* [Task brief]
Count how many lines in the material below hold the word "them"; the reply is that number alone.

Stored entries

++++++++

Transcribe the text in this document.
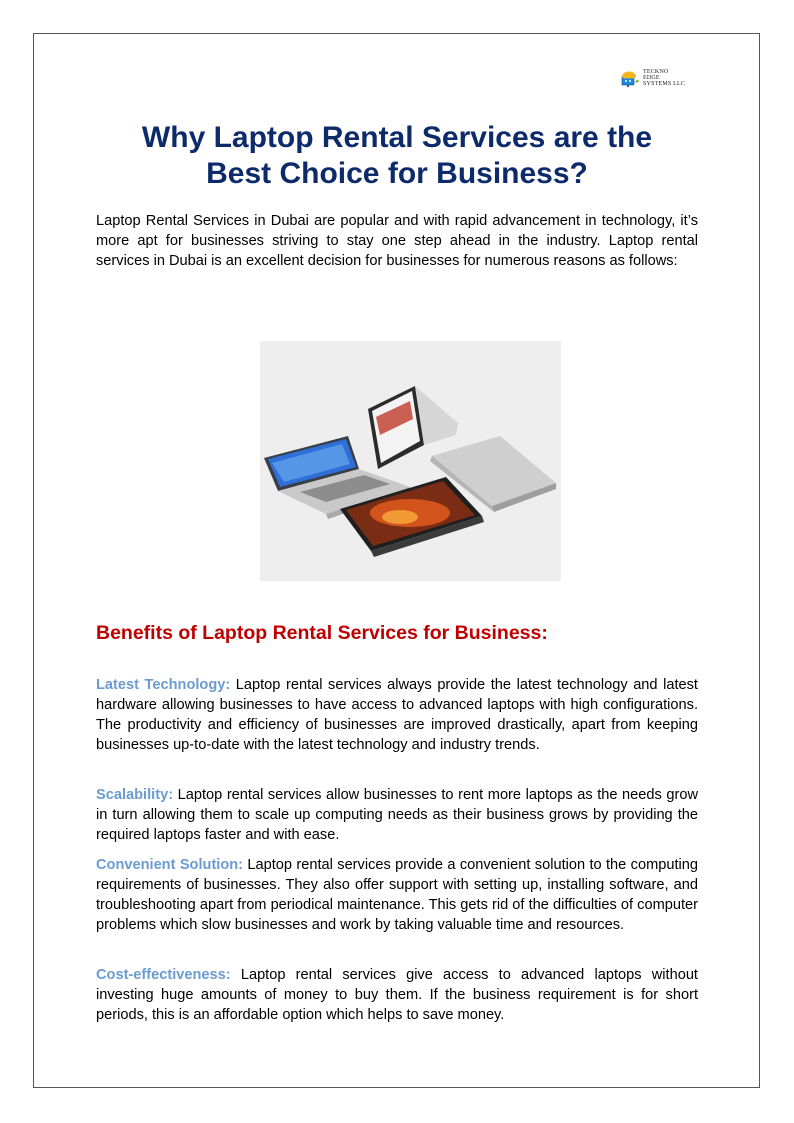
TECKNO
EDGE
SYSTEMS LLC
Why Laptop Rental Services are the
Best Choice for Business?

Laptop Rental Services in Dubai are popular and with rapid advancement in technology, it’s more apt for businesses striving to stay one step ahead in the industry. Laptop rental services in Dubai is an excellent decision for businesses for numerous reasons as follows:

Benefits of Laptop Rental Services for Business:

Latest Technology: Laptop rental services always provide the latest technology and latest hardware allowing businesses to have access to advanced laptops with high configurations. The productivity and efficiency of businesses are improved drastically, apart from keeping businesses up-to-date with the latest technology and industry trends.

Scalability: Laptop rental services allow businesses to rent more laptops as the needs grow in turn allowing them to scale up computing needs as their business grows by providing the required laptops faster and with ease.

Convenient Solution: Laptop rental services provide a convenient solution to the computing requirements of businesses. They also offer support with setting up, installing software, and troubleshooting apart from periodical maintenance. This gets rid of the difficulties of computer problems which slow businesses and work by taking valuable time and resources.

Cost-effectiveness: Laptop rental services give access to advanced laptops without investing huge amounts of money to buy them. If the business requirement is for short periods, this is an affordable option which helps to save money.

++++++++

* [Exercise result]
2